Begin MATERIAL FOR THIS EXERCISE
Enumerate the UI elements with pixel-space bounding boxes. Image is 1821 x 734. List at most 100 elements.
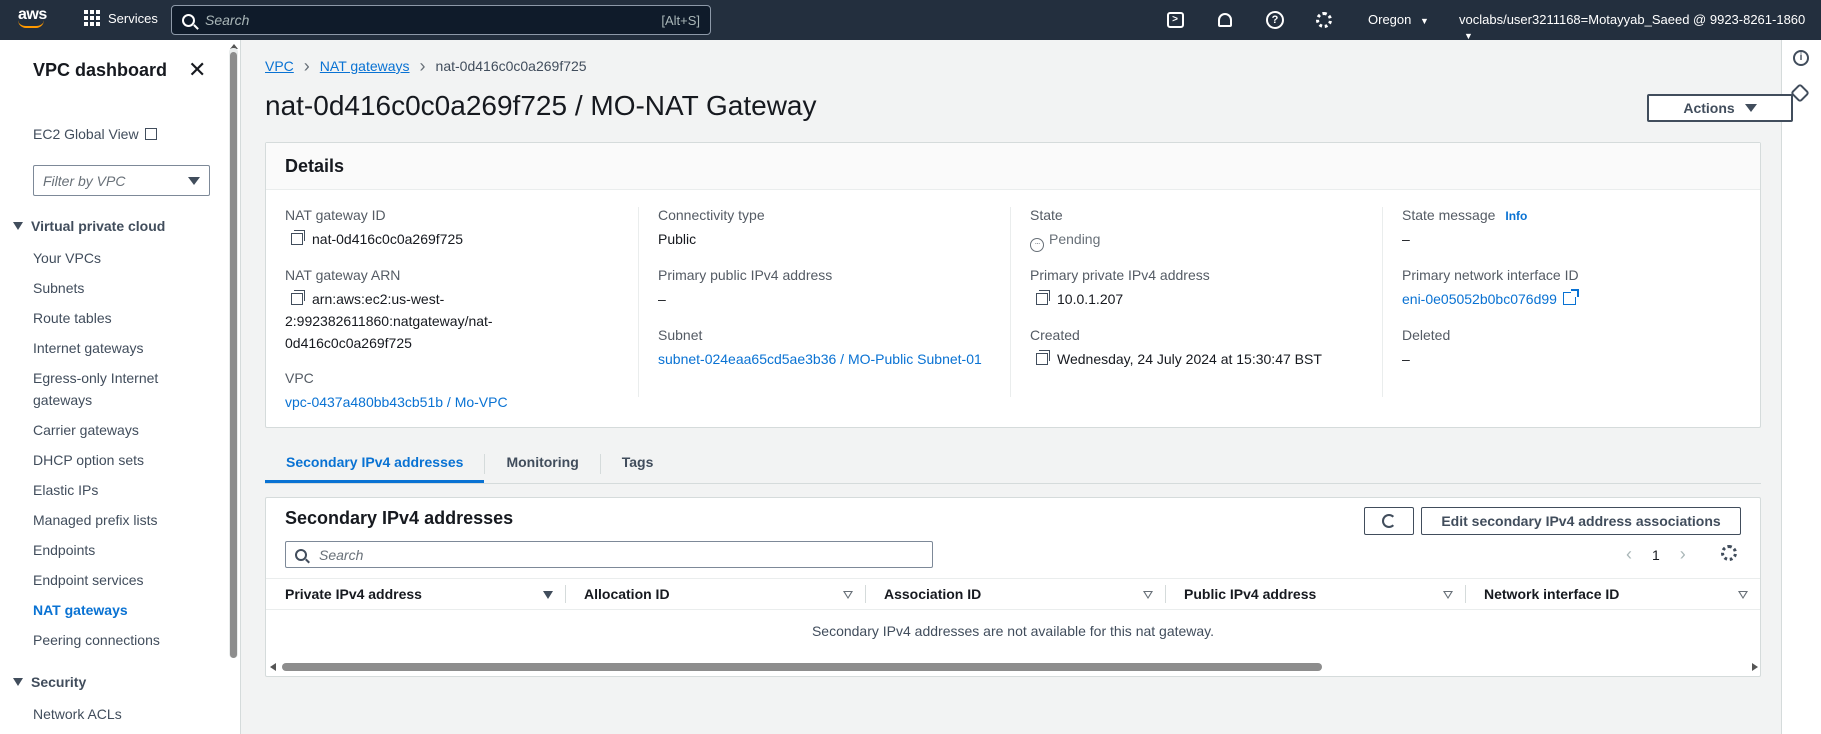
field-label: Primary network interface ID [1402,267,1579,283]
sort-icon [843,591,853,599]
copy-icon[interactable] [291,290,305,305]
pagination: ‹ 1 › [1626,544,1686,565]
sort-icon [1143,591,1153,599]
tab-monitoring[interactable]: Monitoring [485,444,599,483]
cloudshell-button[interactable]: > [1165,10,1185,30]
column-header-association-id[interactable]: Association ID [865,579,1165,609]
table-settings-icon[interactable] [1721,545,1737,561]
copy-icon[interactable] [1036,350,1050,365]
vpc-field: VPC vpc-0437a480bb43cb51b / Mo-VPC [285,370,625,413]
chevron-right-icon[interactable]: › [1680,544,1686,565]
refresh-button[interactable] [1364,507,1414,535]
account-chevron-down-icon: ▼ [1464,31,1473,41]
services-menu-button[interactable]: Services [84,10,158,26]
tab-secondary-ipv4[interactable]: Secondary IPv4 addresses [265,444,485,483]
search-icon [295,548,307,561]
actions-button[interactable]: Actions [1647,94,1793,122]
sidebar-item-your-vpcs[interactable]: Your VPCs [33,248,101,269]
edit-associations-button[interactable]: Edit secondary IPv4 address associations [1421,507,1741,535]
external-link-icon[interactable] [1562,289,1579,305]
sidebar-item-egress-only-line1[interactable]: Egress-only Internet [33,368,158,389]
column-header-network-interface[interactable]: Network interface ID [1465,579,1760,609]
details-column-2: Connectivity type Public Primary public … [638,207,1010,397]
sidebar-item-endpoints[interactable]: Endpoints [33,540,95,561]
vpc-link[interactable]: vpc-0437a480bb43cb51b / Mo-VPC [285,391,625,413]
field-label: NAT gateway ID [285,207,386,223]
sidebar-item-elastic-ips[interactable]: Elastic IPs [33,480,98,501]
scrollbar-thumb[interactable] [230,52,237,658]
scroll-right-arrow-icon[interactable] [1752,663,1758,671]
chevron-left-icon[interactable]: ‹ [1626,544,1632,565]
sidebar-scrollbar[interactable] [229,48,238,658]
settings-icon [1316,12,1332,28]
breadcrumb-nat-gateways[interactable]: NAT gateways [320,58,410,74]
column-header-private-ipv4[interactable]: Private IPv4 address [266,579,565,609]
sidebar-item-dhcp-option-sets[interactable]: DHCP option sets [33,450,144,471]
created-field: Created Wednesday, 24 July 2024 at 15:30… [1030,327,1370,370]
external-link-icon [144,128,157,140]
table-search-input[interactable]: Search [285,541,933,568]
notifications-icon [1218,13,1232,27]
field-label: Connectivity type [658,207,765,223]
field-label: State [1030,207,1063,223]
account-menu[interactable]: voclabs/user3211168=Motayyab_Saeed @ 992… [1459,12,1821,42]
eni-link[interactable]: eni-0e05052b0bc076d99 [1402,291,1557,307]
sidebar-item-ec2-global-view[interactable]: EC2 Global View [33,124,157,145]
primary-private-ip-field: Primary private IPv4 address 10.0.1.207 [1030,267,1370,310]
empty-table-message: Secondary IPv4 addresses are not availab… [811,623,1215,639]
sidebar-item-nat-gateways[interactable]: NAT gateways [33,600,128,621]
settings-button[interactable] [1314,10,1334,30]
sidebar-section-security[interactable]: Security [13,674,86,690]
tab-tags[interactable]: Tags [601,444,675,483]
column-header-allocation-id[interactable]: Allocation ID [565,579,865,609]
arn-line-3: 0d416c0c0a269f725 [285,335,412,351]
help-icon: ? [1266,11,1284,29]
sidebar-item-egress-only-line2[interactable]: gateways [33,390,92,411]
sort-descending-icon [543,591,553,599]
copy-icon[interactable] [291,230,305,245]
sidebar-item-peering-connections[interactable]: Peering connections [33,630,160,651]
page-number[interactable]: 1 [1652,547,1660,563]
global-search-input[interactable]: Search [Alt+S] [171,5,711,35]
filter-by-vpc-select[interactable]: Filter by VPC [33,165,210,196]
info-link[interactable]: Info [1505,209,1527,223]
sidebar-item-network-acls[interactable]: Network ACLs [33,704,122,725]
primary-private-ip-value: 10.0.1.207 [1057,291,1124,307]
region-label: Oregon [1368,12,1412,27]
sidebar-item-route-tables[interactable]: Route tables [33,308,112,329]
tutorial-panel-icon[interactable] [1790,83,1810,103]
details-column-3: State ··· Pending Primary private IPv4 ad… [1010,207,1382,397]
copy-icon[interactable] [1036,290,1050,305]
region-selector[interactable]: Oregon ▼ [1368,12,1429,27]
column-header-public-ipv4[interactable]: Public IPv4 address [1165,579,1465,609]
table-horizontal-scrollbar[interactable] [270,662,1758,672]
subnet-link[interactable]: subnet-024eaa65cd5ae3b36 / MO-Public Sub… [658,348,998,370]
connectivity-type-value: Public [658,231,697,247]
search-placeholder: Search [205,12,250,28]
field-label: Primary public IPv4 address [658,267,833,283]
nat-gateway-id-value: nat-0d416c0c0a269f725 [312,231,464,247]
state-message-field: State message Info – [1402,207,1742,250]
nat-gateway-arn-field: NAT gateway ARN arn:aws:ec2:us-west- 2:9… [285,267,625,354]
sidebar-item-endpoint-services[interactable]: Endpoint services [33,570,144,591]
sidebar-item-subnets[interactable]: Subnets [33,278,84,299]
created-value: Wednesday, 24 July 2024 at 15:30:47 BST [1057,351,1322,367]
pending-icon: ··· [1030,238,1044,252]
scroll-left-arrow-icon[interactable] [270,663,276,671]
sidebar-item-managed-prefix-lists[interactable]: Managed prefix lists [33,510,158,531]
info-panel-icon[interactable]: i [1793,50,1809,66]
section-label: Virtual private cloud [31,218,166,234]
field-label: Primary private IPv4 address [1030,267,1210,283]
sidebar-title[interactable]: VPC dashboard [33,60,167,81]
caret-down-icon [1744,104,1757,112]
close-sidebar-icon[interactable]: ✕ [188,59,206,81]
help-button[interactable]: ? [1265,10,1285,30]
breadcrumb-vpc[interactable]: VPC [265,58,294,74]
sidebar-item-carrier-gateways[interactable]: Carrier gateways [33,420,139,441]
notifications-button[interactable] [1215,10,1235,30]
sidebar-section-vpc[interactable]: Virtual private cloud [13,218,165,234]
aws-logo[interactable]: aws [18,6,52,34]
scrollbar-thumb[interactable] [282,663,1322,671]
sidebar-item-internet-gateways[interactable]: Internet gateways [33,338,144,359]
utility-panel: i [1781,40,1821,734]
End MATERIAL FOR THIS EXERCISE
→ **WHAT YOU SHOULD DO**:
Copy out word for word the lines of the material that start with the line containing "field-label: Primary network" and stop after the line containing "sort-icon [1143,591,1153,599]".

→ **EXPECTED OUTPUT**:
field-label: Primary network interface ID [1402,267,1579,283]
sort-icon [843,591,853,599]
copy-icon[interactable] [291,290,305,305]
pagination: ‹ 1 › [1626,544,1686,565]
sort-icon [1143,591,1153,599]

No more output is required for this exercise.